Set exercise: Retype every entry word for word.

Information provided:
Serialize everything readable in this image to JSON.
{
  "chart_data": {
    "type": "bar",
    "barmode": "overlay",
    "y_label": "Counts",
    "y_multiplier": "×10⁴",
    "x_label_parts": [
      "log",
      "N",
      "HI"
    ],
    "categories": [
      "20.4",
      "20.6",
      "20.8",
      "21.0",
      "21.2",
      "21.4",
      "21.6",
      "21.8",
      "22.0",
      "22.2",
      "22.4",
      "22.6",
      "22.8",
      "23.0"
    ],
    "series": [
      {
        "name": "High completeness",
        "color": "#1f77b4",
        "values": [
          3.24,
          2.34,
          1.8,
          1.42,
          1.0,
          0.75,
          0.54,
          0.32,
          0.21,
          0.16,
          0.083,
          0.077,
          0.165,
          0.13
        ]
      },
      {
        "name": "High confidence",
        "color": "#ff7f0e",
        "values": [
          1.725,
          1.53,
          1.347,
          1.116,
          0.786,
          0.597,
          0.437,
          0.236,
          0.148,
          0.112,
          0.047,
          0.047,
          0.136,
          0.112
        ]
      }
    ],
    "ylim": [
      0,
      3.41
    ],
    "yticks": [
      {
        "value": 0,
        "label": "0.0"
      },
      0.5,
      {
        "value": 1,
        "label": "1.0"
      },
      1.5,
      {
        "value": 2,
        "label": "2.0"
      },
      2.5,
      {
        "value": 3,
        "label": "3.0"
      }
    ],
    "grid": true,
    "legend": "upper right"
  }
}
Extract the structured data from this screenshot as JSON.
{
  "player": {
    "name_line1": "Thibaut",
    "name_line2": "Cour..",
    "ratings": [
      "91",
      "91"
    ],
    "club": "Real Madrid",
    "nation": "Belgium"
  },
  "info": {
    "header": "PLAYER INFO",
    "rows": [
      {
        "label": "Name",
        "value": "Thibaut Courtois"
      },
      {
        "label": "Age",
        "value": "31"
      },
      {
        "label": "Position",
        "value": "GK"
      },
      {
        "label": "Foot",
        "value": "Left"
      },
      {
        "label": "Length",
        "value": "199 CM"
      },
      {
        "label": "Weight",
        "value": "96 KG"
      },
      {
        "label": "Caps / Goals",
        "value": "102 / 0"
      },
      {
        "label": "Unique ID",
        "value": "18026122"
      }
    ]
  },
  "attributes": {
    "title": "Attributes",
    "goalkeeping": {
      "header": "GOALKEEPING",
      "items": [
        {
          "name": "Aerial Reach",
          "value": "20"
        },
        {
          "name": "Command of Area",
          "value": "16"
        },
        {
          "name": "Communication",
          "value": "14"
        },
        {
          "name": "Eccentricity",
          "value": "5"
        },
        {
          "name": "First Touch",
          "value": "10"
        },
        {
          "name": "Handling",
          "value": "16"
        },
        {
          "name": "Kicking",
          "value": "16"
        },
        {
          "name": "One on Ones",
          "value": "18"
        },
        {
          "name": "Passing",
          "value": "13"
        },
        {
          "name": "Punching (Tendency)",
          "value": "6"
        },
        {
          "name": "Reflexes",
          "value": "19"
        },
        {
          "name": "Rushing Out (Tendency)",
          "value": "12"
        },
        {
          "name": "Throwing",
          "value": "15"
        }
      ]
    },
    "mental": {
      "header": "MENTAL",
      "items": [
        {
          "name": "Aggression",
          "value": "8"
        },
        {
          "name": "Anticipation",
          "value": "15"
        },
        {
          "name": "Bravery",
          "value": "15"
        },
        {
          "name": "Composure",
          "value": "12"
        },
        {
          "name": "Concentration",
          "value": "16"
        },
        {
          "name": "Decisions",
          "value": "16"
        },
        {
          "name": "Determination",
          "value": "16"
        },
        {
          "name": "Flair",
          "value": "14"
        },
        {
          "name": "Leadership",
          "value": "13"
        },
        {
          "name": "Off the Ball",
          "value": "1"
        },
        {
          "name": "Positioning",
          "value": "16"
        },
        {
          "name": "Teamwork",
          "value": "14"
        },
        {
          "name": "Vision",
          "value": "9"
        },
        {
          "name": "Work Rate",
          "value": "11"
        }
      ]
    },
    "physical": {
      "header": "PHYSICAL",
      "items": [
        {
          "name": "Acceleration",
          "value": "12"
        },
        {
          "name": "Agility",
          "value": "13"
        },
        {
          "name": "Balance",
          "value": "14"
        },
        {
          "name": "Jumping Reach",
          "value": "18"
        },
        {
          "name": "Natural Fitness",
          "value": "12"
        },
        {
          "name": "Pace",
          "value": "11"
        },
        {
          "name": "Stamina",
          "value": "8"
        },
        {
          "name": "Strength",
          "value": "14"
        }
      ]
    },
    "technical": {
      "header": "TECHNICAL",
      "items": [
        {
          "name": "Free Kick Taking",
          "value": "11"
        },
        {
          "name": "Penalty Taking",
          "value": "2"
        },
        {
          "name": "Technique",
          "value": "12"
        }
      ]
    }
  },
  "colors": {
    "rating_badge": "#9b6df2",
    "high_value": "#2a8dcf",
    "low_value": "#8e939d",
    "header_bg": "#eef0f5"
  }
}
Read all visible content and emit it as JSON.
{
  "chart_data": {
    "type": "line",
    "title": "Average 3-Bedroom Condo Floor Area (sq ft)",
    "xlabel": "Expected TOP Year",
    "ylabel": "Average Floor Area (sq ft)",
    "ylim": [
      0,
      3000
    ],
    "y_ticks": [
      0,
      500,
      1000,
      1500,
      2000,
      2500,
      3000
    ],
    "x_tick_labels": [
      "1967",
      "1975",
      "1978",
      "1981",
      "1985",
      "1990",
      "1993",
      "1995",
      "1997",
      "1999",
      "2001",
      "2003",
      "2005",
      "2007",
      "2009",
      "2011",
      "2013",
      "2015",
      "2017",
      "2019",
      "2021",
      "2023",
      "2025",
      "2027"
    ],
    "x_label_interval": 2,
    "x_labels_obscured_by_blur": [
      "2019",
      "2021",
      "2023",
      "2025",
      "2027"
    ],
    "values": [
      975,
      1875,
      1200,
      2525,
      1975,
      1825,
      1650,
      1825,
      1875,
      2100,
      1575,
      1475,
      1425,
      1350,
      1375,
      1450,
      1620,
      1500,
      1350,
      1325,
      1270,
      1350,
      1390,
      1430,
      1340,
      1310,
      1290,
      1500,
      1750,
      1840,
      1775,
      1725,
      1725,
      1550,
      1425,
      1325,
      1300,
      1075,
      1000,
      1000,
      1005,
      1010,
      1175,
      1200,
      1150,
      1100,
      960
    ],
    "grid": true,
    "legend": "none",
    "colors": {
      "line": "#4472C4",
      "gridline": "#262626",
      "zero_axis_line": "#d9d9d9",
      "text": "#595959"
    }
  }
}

Solution:
Serialize everything readable in this image to JSON.
{
  "chart_data": {
    "type": "bar",
    "barmode": "overlay",
    "y_label": "Counts",
    "y_multiplier": "×10⁴",
    "x_label_parts": [
      "log",
      "N",
      "HI"
    ],
    "categories": [
      "20.4",
      "20.6",
      "20.8",
      "21.0",
      "21.2",
      "21.4",
      "21.6",
      "21.8",
      "22.0",
      "22.2",
      "22.4",
      "22.6",
      "22.8",
      "23.0"
    ],
    "series": [
      {
        "name": "High completeness",
        "color": "#1f77b4",
        "values": [
          3.24,
          2.34,
          1.8,
          1.42,
          1.0,
          0.75,
          0.54,
          0.32,
          0.21,
          0.16,
          0.083,
          0.077,
          0.165,
          0.13
        ]
      },
      {
        "name": "High confidence",
        "color": "#ff7f0e",
        "values": [
          1.725,
          1.53,
          1.347,
          1.116,
          0.786,
          0.597,
          0.437,
          0.236,
          0.148,
          0.112,
          0.047,
          0.047,
          0.136,
          0.112
        ]
      }
    ],
    "ylim": [
      0,
      3.41
    ],
    "yticks": [
      {
        "value": 0,
        "label": "0.0"
      },
      0.5,
      {
        "value": 1,
        "label": "1.0"
      },
      1.5,
      {
        "value": 2,
        "label": "2.0"
      },
      2.5,
      {
        "value": 3,
        "label": "3.0"
      }
    ],
    "grid": true,
    "legend": "upper right"
  }
}
Extract the structured data from this screenshot as JSON.
{
  "player": {
    "name_line1": "Thibaut",
    "name_line2": "Cour..",
    "ratings": [
      "91",
      "91"
    ],
    "club": "Real Madrid",
    "nation": "Belgium"
  },
  "info": {
    "header": "PLAYER INFO",
    "rows": [
      {
        "label": "Name",
        "value": "Thibaut Courtois"
      },
      {
        "label": "Age",
        "value": "31"
      },
      {
        "label": "Position",
        "value": "GK"
      },
      {
        "label": "Foot",
        "value": "Left"
      },
      {
        "label": "Length",
        "value": "199 CM"
      },
      {
        "label": "Weight",
        "value": "96 KG"
      },
      {
        "label": "Caps / Goals",
        "value": "102 / 0"
      },
      {
        "label": "Unique ID",
        "value": "18026122"
      }
    ]
  },
  "attributes": {
    "title": "Attributes",
    "goalkeeping": {
      "header": "GOALKEEPING",
      "items": [
        {
          "name": "Aerial Reach",
          "value": "20"
        },
        {
          "name": "Command of Area",
          "value": "16"
        },
        {
          "name": "Communication",
          "value": "14"
        },
        {
          "name": "Eccentricity",
          "value": "5"
        },
        {
          "name": "First Touch",
          "value": "10"
        },
        {
          "name": "Handling",
          "value": "16"
        },
        {
          "name": "Kicking",
          "value": "16"
        },
        {
          "name": "One on Ones",
          "value": "18"
        },
        {
          "name": "Passing",
          "value": "13"
        },
        {
          "name": "Punching (Tendency)",
          "value": "6"
        },
        {
          "name": "Reflexes",
          "value": "19"
        },
        {
          "name": "Rushing Out (Tendency)",
          "value": "12"
        },
        {
          "name": "Throwing",
          "value": "15"
        }
      ]
    },
    "mental": {
      "header": "MENTAL",
      "items": [
        {
          "name": "Aggression",
          "value": "8"
        },
        {
          "name": "Anticipation",
          "value": "15"
        },
        {
          "name": "Bravery",
          "value": "15"
        },
        {
          "name": "Composure",
          "value": "12"
        },
        {
          "name": "Concentration",
          "value": "16"
        },
        {
          "name": "Decisions",
          "value": "16"
        },
        {
          "name": "Determination",
          "value": "16"
        },
        {
          "name": "Flair",
          "value": "14"
        },
        {
          "name": "Leadership",
          "value": "13"
        },
        {
          "name": "Off the Ball",
          "value": "1"
        },
        {
          "name": "Positioning",
          "value": "16"
        },
        {
          "name": "Teamwork",
          "value": "14"
        },
        {
          "name": "Vision",
          "value": "9"
        },
        {
          "name": "Work Rate",
          "value": "11"
        }
      ]
    },
    "physical": {
      "header": "PHYSICAL",
      "items": [
        {
          "name": "Acceleration",
          "value": "12"
        },
        {
          "name": "Agility",
          "value": "13"
        },
        {
          "name": "Balance",
          "value": "14"
        },
        {
          "name": "Jumping Reach",
          "value": "18"
        },
        {
          "name": "Natural Fitness",
          "value": "12"
        },
        {
          "name": "Pace",
          "value": "11"
        },
        {
          "name": "Stamina",
          "value": "8"
        },
        {
          "name": "Strength",
          "value": "14"
        }
      ]
    },
    "technical": {
      "header": "TECHNICAL",
      "items": [
        {
          "name": "Free Kick Taking",
          "value": "11"
        },
        {
          "name": "Penalty Taking",
          "value": "2"
        },
        {
          "name": "Technique",
          "value": "12"
        }
      ]
    }
  },
  "colors": {
    "rating_badge": "#9b6df2",
    "high_value": "#2a8dcf",
    "low_value": "#8e939d",
    "header_bg": "#eef0f5"
  }
}
Read all visible content and emit it as JSON.
{
  "chart_data": {
    "type": "line",
    "title": "Average 3-Bedroom Condo Floor Area (sq ft)",
    "xlabel": "Expected TOP Year",
    "ylabel": "Average Floor Area (sq ft)",
    "ylim": [
      0,
      3000
    ],
    "y_ticks": [
      0,
      500,
      1000,
      1500,
      2000,
      2500,
      3000
    ],
    "x_tick_labels": [
      "1967",
      "1975",
      "1978",
      "1981",
      "1985",
      "1990",
      "1993",
      "1995",
      "1997",
      "1999",
      "2001",
      "2003",
      "2005",
      "2007",
      "2009",
      "2011",
      "2013",
      "2015",
      "2017",
      "2019",
      "2021",
      "2023",
      "2025",
      "2027"
    ],
    "x_label_interval": 2,
    "x_labels_obscured_by_blur": [
      "2019",
      "2021",
      "2023",
      "2025",
      "2027"
    ],
    "values": [
      975,
      1875,
      1200,
      2525,
      1975,
      1825,
      1650,
      1825,
      1875,
      2100,
      1575,
      1475,
      1425,
      1350,
      1375,
      1450,
      1620,
      1500,
      1350,
      1325,
      1270,
      1350,
      1390,
      1430,
      1340,
      1310,
      1290,
      1500,
      1750,
      1840,
      1775,
      1725,
      1725,
      1550,
      1425,
      1325,
      1300,
      1075,
      1000,
      1000,
      1005,
      1010,
      1175,
      1200,
      1150,
      1100,
      960
    ],
    "grid": true,
    "legend": "none",
    "colors": {
      "line": "#4472C4",
      "gridline": "#262626",
      "zero_axis_line": "#d9d9d9",
      "text": "#595959"
    }
  }
}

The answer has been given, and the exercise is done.